── DATA FOR THIS TASK
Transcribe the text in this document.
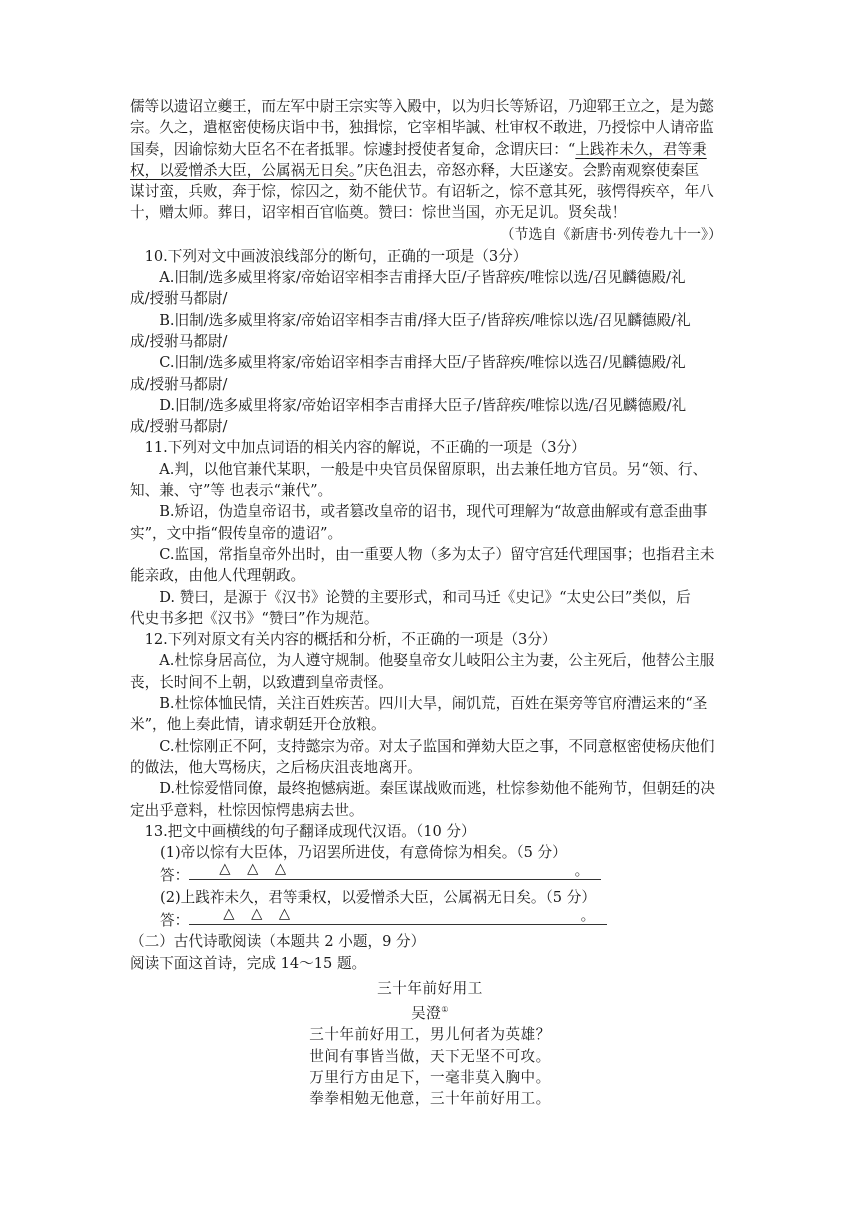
儒等以遗诏立夔王，而左军中尉王宗实等入殿中，以为归长等矫诏，乃迎郓王立之，是为懿

宗。久之，遣枢密使杨庆诣中书，独揖悰，它宰相毕諴、杜审权不敢进，乃授悰中人请帝监

国奏，因谕悰劾大臣名不在者抵罪。悰遽封授使者复命，念谓庆曰：“上践祚未久，君等秉

权，以爱憎杀大臣，公属祸无日矣。”庆色沮去，帝怒亦释，大臣遂安。会黔南观察使秦匡

谋讨蛮，兵败，奔于悰，悰囚之，劾不能伏节。有诏斩之，悰不意其死，骇愕得疾卒，年八

十，赠太师。葬日，诏宰相百官临奠。赞曰：悰世当国，亦无足讥。贤矣哉！

（节选自《新唐书·列传卷九十一》）

10.下列对文中画波浪线部分的断句，正确的一项是（3分）

A.旧制/选多威里将家/帝始诏宰相李吉甫择大臣/子皆辞疾/唯悰以选/召见麟德殿/礼

成/授驸马都尉/

B.旧制/选多威里将家/帝始诏宰相李吉甫/择大臣子/皆辞疾/唯悰以选/召见麟德殿/礼

成/授驸马都尉/

C.旧制/选多威里将家/帝始诏宰相李吉甫择大臣/子皆辞疾/唯悰以选召/见麟德殿/礼

成/授驸马都尉/

D.旧制/选多威里将家/帝始诏宰相李吉甫择大臣子/皆辞疾/唯悰以选/召见麟德殿/礼

成/授驸马都尉/

11.下列对文中加点词语的相关内容的解说，不正确的一项是（3分）

A.判，以他官兼代某职，一般是中央官员保留原职，出去兼任地方官员。另“领、行、

知、兼、守”等 也表示“兼代”。

B.矫诏，伪造皇帝诏书，或者篡改皇帝的诏书，现代可理解为“故意曲解或有意歪曲事

实”，文中指“假传皇帝的遗诏”。

C.监国，常指皇帝外出时，由一重要人物（多为太子）留守宫廷代理国事；也指君主未

能亲政，由他人代理朝政。

D. 赞曰，是源于《汉书》论赞的主要形式，和司马迁《史记》“太史公曰”类似，后

代史书多把《汉书》“赞曰”作为规范。

12.下列对原文有关内容的概括和分析，不正确的一项是（3分）

A.杜悰身居高位，为人遵守规制。他娶皇帝女儿岐阳公主为妻，公主死后，他替公主服

丧，长时间不上朝，以致遭到皇帝责怪。

B.杜悰体恤民情，关注百姓疾苦。四川大旱，闹饥荒，百姓在渠旁等官府漕运来的“圣

米”，他上奏此情，请求朝廷开仓放粮。

C.杜悰刚正不阿，支持懿宗为帝。对太子监国和弹劾大臣之事，不同意枢密使杨庆他们

的做法，他大骂杨庆，之后杨庆沮丧地离开。

D.杜悰爱惜同僚，最终抱憾病逝。秦匡谋战败而逃，杜悰参劾他不能殉节，但朝廷的决

定出乎意料，杜悰因惊愕患病去世。

13.把文中画横线的句子翻译成现代汉语。（10 分）

(1)帝以悰有大臣体，乃诏罢所进伎，有意倚悰为相矣。（5 分）

答： △ △ △	。

(2)上践祚未久，君等秉权，以爱憎杀大臣，公属祸无日矣。（5 分）

答： △ △ △	。

（二）古代诗歌阅读（本题共 2 小题，9 分）

阅读下面这首诗，完成 14～15 题。

三十年前好用工

吴澄①

三十年前好用工，男儿何者为英雄？

世间有事皆当做，天下无坚不可攻。

万里行方由足下，一毫非莫入胸中。

拳拳相勉无他意，三十年前好用工。
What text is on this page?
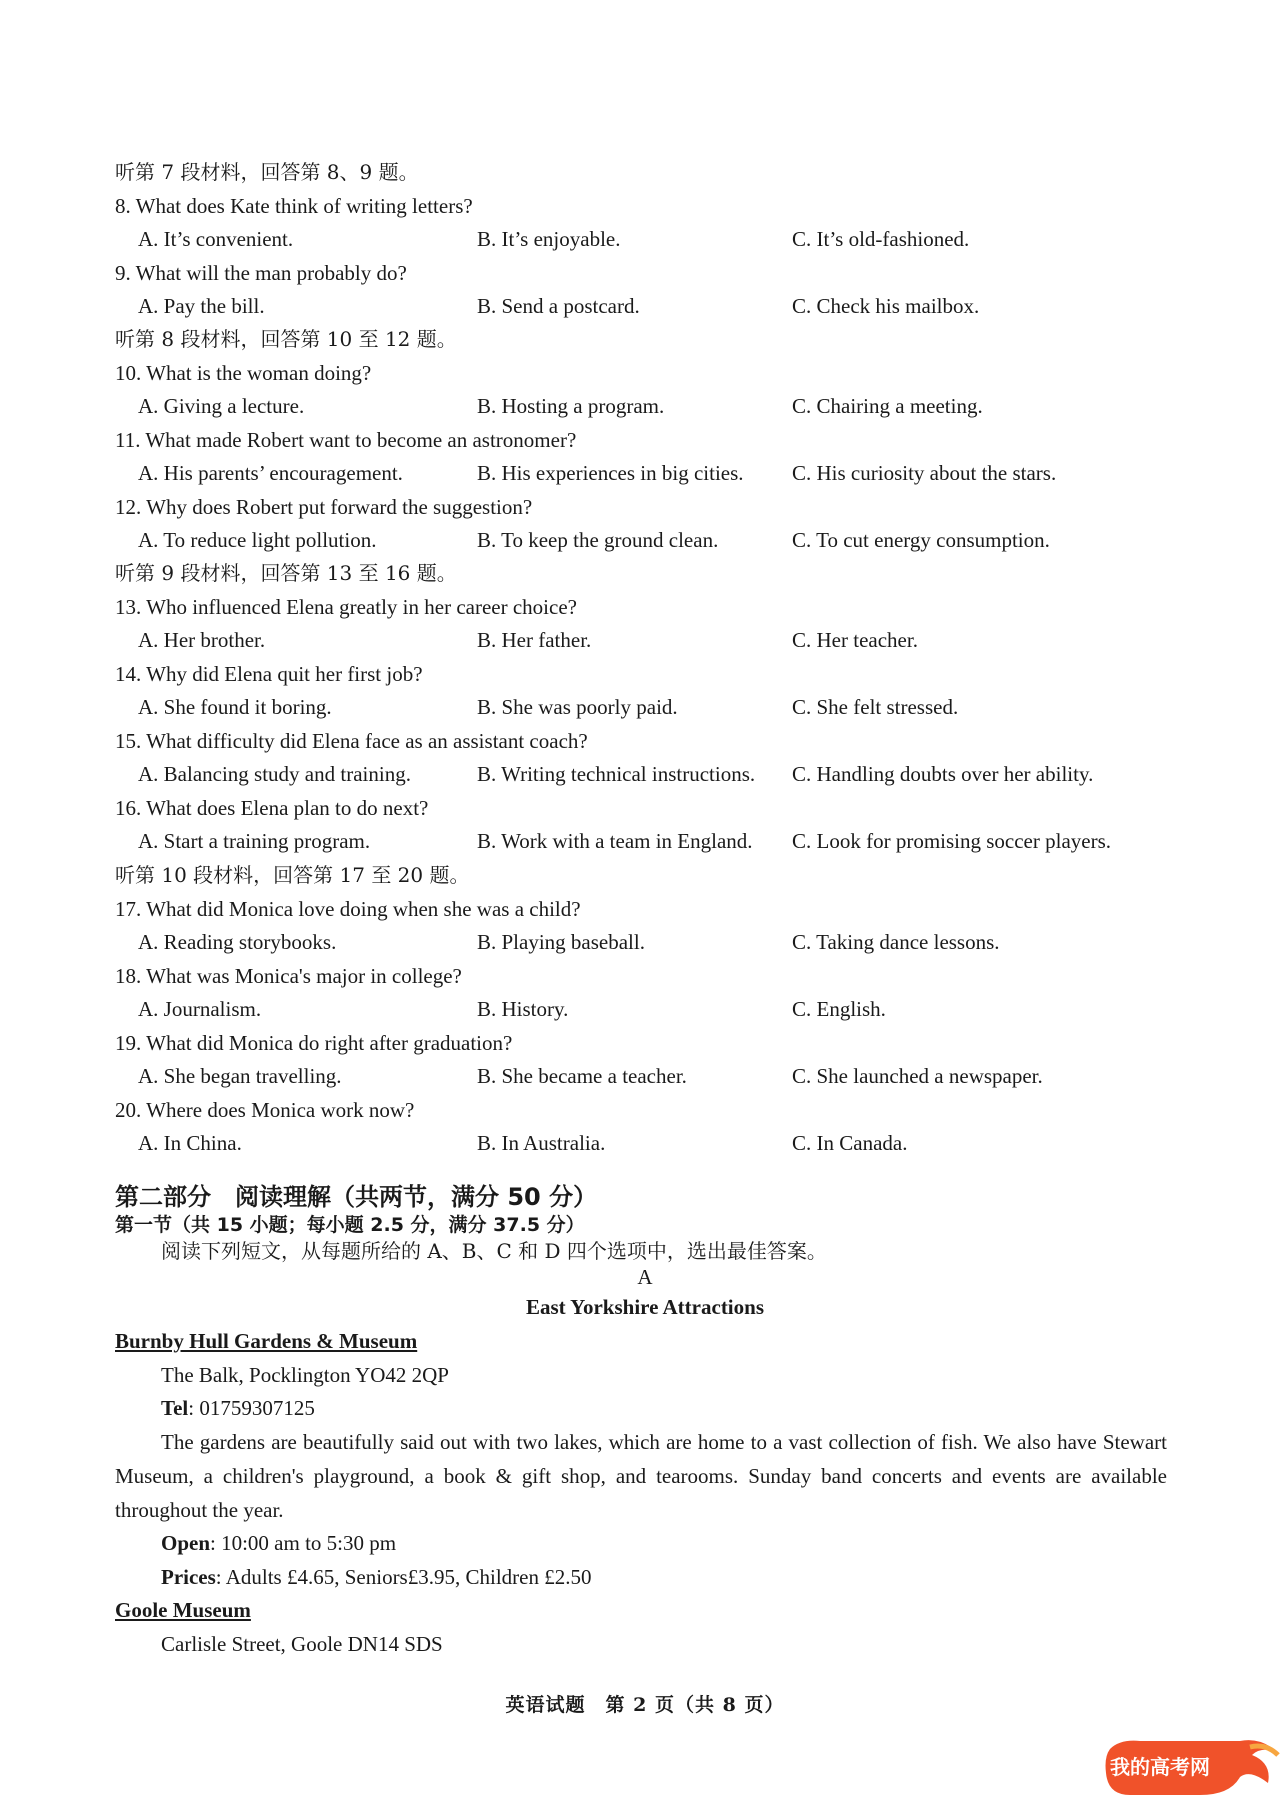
听第 7 段材料，回答第 8、9 题。
8. What does Kate think of writing letters?
A. It’s convenient.	B. It’s enjoyable.	C. It’s old-fashioned.
9. What will the man probably do?
A. Pay the bill.	B. Send a postcard.	C. Check his mailbox.
听第 8 段材料，回答第 10 至 12 题。
10. What is the woman doing?
A. Giving a lecture.	B. Hosting a program.	C. Chairing a meeting.
11. What made Robert want to become an astronomer?
A. His parents’ encouragement.	B. His experiences in big cities. C. His curiosity about the stars.
12. Why does Robert put forward the suggestion?
A. To reduce light pollution.	B. To keep the ground clean.	C. To cut energy consumption.
听第 9 段材料，回答第 13 至 16 题。
13. Who influenced Elena greatly in her career choice?
A. Her brother.	B. Her father.	C. Her teacher.
14. Why did Elena quit her first job?
A. She found it boring.	B. She was poorly paid.	C. She felt stressed.
15. What difficulty did Elena face as an assistant coach?
A. Balancing study and training.	B. Writing technical instructions. C. Handling doubts over her ability.
16. What does Elena plan to do next?
A. Start a training program.	B. Work with a team in England. C. Look for promising soccer players.
听第 10 段材料，回答第 17 至 20 题。
17. What did Monica love doing when she was a child?
A. Reading storybooks.	B. Playing baseball.	C. Taking dance lessons.
18. What was Monica's major in college?
A. Journalism.	B. History.	C. English.
19. What did Monica do right after graduation?
A. She began travelling.	B. She became a teacher.	C. She launched a newspaper.
20. Where does Monica work now?
A. In China.	B. In Australia.	C. In Canada.
第二部分　阅读理解（共两节，满分 50 分）
第一节（共 15 小题；每小题 2.5 分，满分 37.5 分）
阅读下列短文，从每题所给的 A、B、C 和 D 四个选项中，选出最佳答案。
A
East Yorkshire Attractions
Burnby Hull Gardens & Museum
The Balk, Pocklington YO42 2QP
Tel: 01759307125
The gardens are beautifully said out with two lakes, which are home to a vast collection of fish. We also have Stewart Museum, a children's playground, a book & gift shop, and tearooms. Sunday band concerts and events are available throughout the year.
Open: 10:00 am to 5:30 pm
Prices: Adults £4.65, Seniors£3.95, Children £2.50
Goole Museum
Carlisle Street, Goole DN14 SDS
英语试题　第 2 页（共 8 页）
我的高考网
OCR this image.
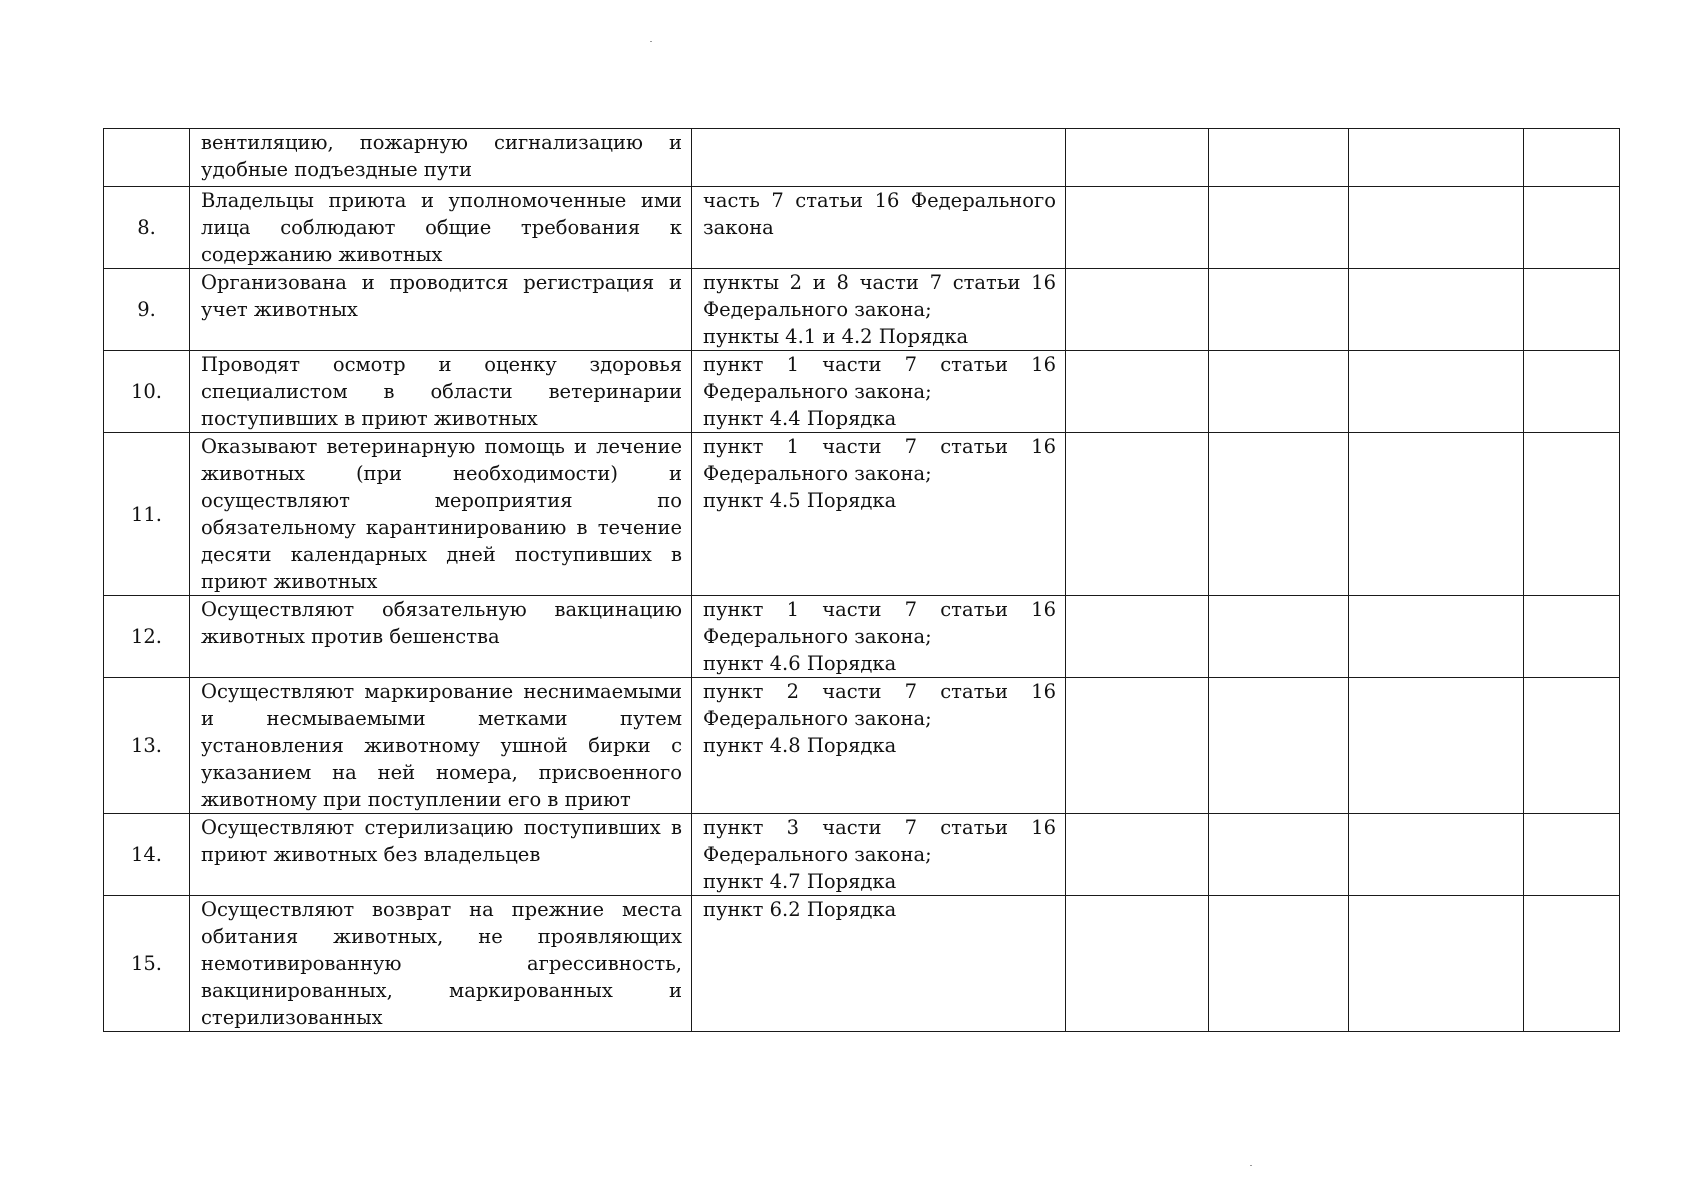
	вентиляцию, пожарную сигнализацию и удобные подъездные пути					
8.	Владельцы приюта и уполномоченные ими лица соблюдают общие требования к содержанию животных	часть 7 статьи 16 Федерального закона				
9.	Организована и проводится регистрация и учет животных	пункты 2 и 8 части 7 статьи 16 Федерального закона;
пункты 4.1 и 4.2 Порядка				
10.	Проводят осмотр и оценку здоровья специалистом в области ветеринарии поступивших в приют животных	пункт 1 части 7 статьи 16 Федерального закона;
пункт 4.4 Порядка				
11.	Оказывают ветеринарную помощь и лечение животных (при необходимости) и осуществляют мероприятия по обязательному карантинированию в течение десяти календарных дней поступивших в приют животных	пункт 1 части 7 статьи 16 Федерального закона;
пункт 4.5 Порядка				
12.	Осуществляют обязательную вакцинацию животных против бешенства	пункт 1 части 7 статьи 16 Федерального закона;
пункт 4.6 Порядка				
13.	Осуществляют маркирование неснимаемыми и несмываемыми метками путем установления животному ушной бирки с указанием на ней номера, присвоенного животному при поступлении его в приют	пункт 2 части 7 статьи 16 Федерального закона;
пункт 4.8 Порядка				
14.	Осуществляют стерилизацию поступивших в приют животных без владельцев	пункт 3 части 7 статьи 16 Федерального закона;
пункт 4.7 Порядка				
15.	Осуществляют возврат на прежние места обитания животных, не проявляющих немотивированную агрессивность, вакцинированных, маркированных и стерилизованных	пункт 6.2 Порядка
────
_EXERCISE GOAL_
Transcribe all the records above word for word, without their images.

_TASK ANSWER_
Transcribe the text in this document.
儒等以遗诏立夔王，而左军中尉王宗实等入殿中，以为归长等矫诏，乃迎郓王立之，是为懿

宗。久之，遣枢密使杨庆诣中书，独揖悰，它宰相毕諴、杜审权不敢进，乃授悰中人请帝监

国奏，因谕悰劾大臣名不在者抵罪。悰遽封授使者复命，念谓庆曰：“上践祚未久，君等秉

权，以爱憎杀大臣，公属祸无日矣。”庆色沮去，帝怒亦释，大臣遂安。会黔南观察使秦匡

谋讨蛮，兵败，奔于悰，悰囚之，劾不能伏节。有诏斩之，悰不意其死，骇愕得疾卒，年八

十，赠太师。葬日，诏宰相百官临奠。赞曰：悰世当国，亦无足讥。贤矣哉！

（节选自《新唐书·列传卷九十一》）

10.下列对文中画波浪线部分的断句，正确的一项是（3分）

A.旧制/选多威里将家/帝始诏宰相李吉甫择大臣/子皆辞疾/唯悰以选/召见麟德殿/礼

成/授驸马都尉/

B.旧制/选多威里将家/帝始诏宰相李吉甫/择大臣子/皆辞疾/唯悰以选/召见麟德殿/礼

成/授驸马都尉/

C.旧制/选多威里将家/帝始诏宰相李吉甫择大臣/子皆辞疾/唯悰以选召/见麟德殿/礼

成/授驸马都尉/

D.旧制/选多威里将家/帝始诏宰相李吉甫择大臣子/皆辞疾/唯悰以选/召见麟德殿/礼

成/授驸马都尉/

11.下列对文中加点词语的相关内容的解说，不正确的一项是（3分）

A.判，以他官兼代某职，一般是中央官员保留原职，出去兼任地方官员。另“领、行、

知、兼、守”等 也表示“兼代”。

B.矫诏，伪造皇帝诏书，或者篡改皇帝的诏书，现代可理解为“故意曲解或有意歪曲事

实”，文中指“假传皇帝的遗诏”。

C.监国，常指皇帝外出时，由一重要人物（多为太子）留守宫廷代理国事；也指君主未

能亲政，由他人代理朝政。

D. 赞曰，是源于《汉书》论赞的主要形式，和司马迁《史记》“太史公曰”类似，后

代史书多把《汉书》“赞曰”作为规范。

12.下列对原文有关内容的概括和分析，不正确的一项是（3分）

A.杜悰身居高位，为人遵守规制。他娶皇帝女儿岐阳公主为妻，公主死后，他替公主服

丧，长时间不上朝，以致遭到皇帝责怪。

B.杜悰体恤民情，关注百姓疾苦。四川大旱，闹饥荒，百姓在渠旁等官府漕运来的“圣

米”，他上奏此情，请求朝廷开仓放粮。

C.杜悰刚正不阿，支持懿宗为帝。对太子监国和弹劾大臣之事，不同意枢密使杨庆他们

的做法，他大骂杨庆，之后杨庆沮丧地离开。

D.杜悰爱惜同僚，最终抱憾病逝。秦匡谋战败而逃，杜悰参劾他不能殉节，但朝廷的决

定出乎意料，杜悰因惊愕患病去世。

13.把文中画横线的句子翻译成现代汉语。（10 分）

(1)帝以悰有大臣体，乃诏罢所进伎，有意倚悰为相矣。（5 分）

答： △ △ △	。

(2)上践祚未久，君等秉权，以爱憎杀大臣，公属祸无日矣。（5 分）

答： △ △ △	。

（二）古代诗歌阅读（本题共 2 小题，9 分）

阅读下面这首诗，完成 14～15 题。

三十年前好用工

吴澄①

三十年前好用工，男儿何者为英雄？

世间有事皆当做，天下无坚不可攻。

万里行方由足下，一毫非莫入胸中。

拳拳相勉无他意，三十年前好用工。
What text is on this page?
听第 7 段材料，回答第 8、9 题。
8. What does Kate think of writing letters?
A. It’s convenient.	B. It’s enjoyable.	C. It’s old-fashioned.
9. What will the man probably do?
A. Pay the bill.	B. Send a postcard.	C. Check his mailbox.
听第 8 段材料，回答第 10 至 12 题。
10. What is the woman doing?
A. Giving a lecture.	B. Hosting a program.	C. Chairing a meeting.
11. What made Robert want to become an astronomer?
A. His parents’ encouragement.	B. His experiences in big cities. C. His curiosity about the stars.
12. Why does Robert put forward the suggestion?
A. To reduce light pollution.	B. To keep the ground clean.	C. To cut energy consumption.
听第 9 段材料，回答第 13 至 16 题。
13. Who influenced Elena greatly in her career choice?
A. Her brother.	B. Her father.	C. Her teacher.
14. Why did Elena quit her first job?
A. She found it boring.	B. She was poorly paid.	C. She felt stressed.
15. What difficulty did Elena face as an assistant coach?
A. Balancing study and training.	B. Writing technical instructions. C. Handling doubts over her ability.
16. What does Elena plan to do next?
A. Start a training program.	B. Work with a team in England. C. Look for promising soccer players.
听第 10 段材料，回答第 17 至 20 题。
17. What did Monica love doing when she was a child?
A. Reading storybooks.	B. Playing baseball.	C. Taking dance lessons.
18. What was Monica's major in college?
A. Journalism.	B. History.	C. English.
19. What did Monica do right after graduation?
A. She began travelling.	B. She became a teacher.	C. She launched a newspaper.
20. Where does Monica work now?
A. In China.	B. In Australia.	C. In Canada.
第二部分　阅读理解（共两节，满分 50 分）
第一节（共 15 小题；每小题 2.5 分，满分 37.5 分）
阅读下列短文，从每题所给的 A、B、C 和 D 四个选项中，选出最佳答案。
A
East Yorkshire Attractions
Burnby Hull Gardens & Museum
The Balk, Pocklington YO42 2QP
Tel: 01759307125
The gardens are beautifully said out with two lakes, which are home to a vast collection of fish. We also have Stewart Museum, a children's playground, a book & gift shop, and tearooms. Sunday band concerts and events are available throughout the year.
Open: 10:00 am to 5:30 pm
Prices: Adults £4.65, Seniors£3.95, Children £2.50
Goole Museum
Carlisle Street, Goole DN14 SDS
英语试题　第 2 页（共 8 页）
我的高考网
OCR this image.
	вентиляцию, пожарную сигнализацию и удобные подъездные пути					
8.	Владельцы приюта и уполномоченные ими лица соблюдают общие требования к содержанию животных	часть 7 статьи 16 Федерального закона				
9.	Организована и проводится регистрация и учет животных	пункты 2 и 8 части 7 статьи 16 Федерального закона;
пункты 4.1 и 4.2 Порядка				
10.	Проводят осмотр и оценку здоровья специалистом в области ветеринарии поступивших в приют животных	пункт 1 части 7 статьи 16 Федерального закона;
пункт 4.4 Порядка				
11.	Оказывают ветеринарную помощь и лечение животных (при необходимости) и осуществляют мероприятия по обязательному карантинированию в течение десяти календарных дней поступивших в приют животных	пункт 1 части 7 статьи 16 Федерального закона;
пункт 4.5 Порядка				
12.	Осуществляют обязательную вакцинацию животных против бешенства	пункт 1 части 7 статьи 16 Федерального закона;
пункт 4.6 Порядка				
13.	Осуществляют маркирование неснимаемыми и несмываемыми метками путем установления животному ушной бирки с указанием на ней номера, присвоенного животному при поступлении его в приют	пункт 2 части 7 статьи 16 Федерального закона;
пункт 4.8 Порядка				
14.	Осуществляют стерилизацию поступивших в приют животных без владельцев	пункт 3 части 7 статьи 16 Федерального закона;
пункт 4.7 Порядка				
15.	Осуществляют возврат на прежние места обитания животных, не проявляющих немотивированную агрессивность, вакцинированных, маркированных и стерилизованных	пункт 6.2 Порядка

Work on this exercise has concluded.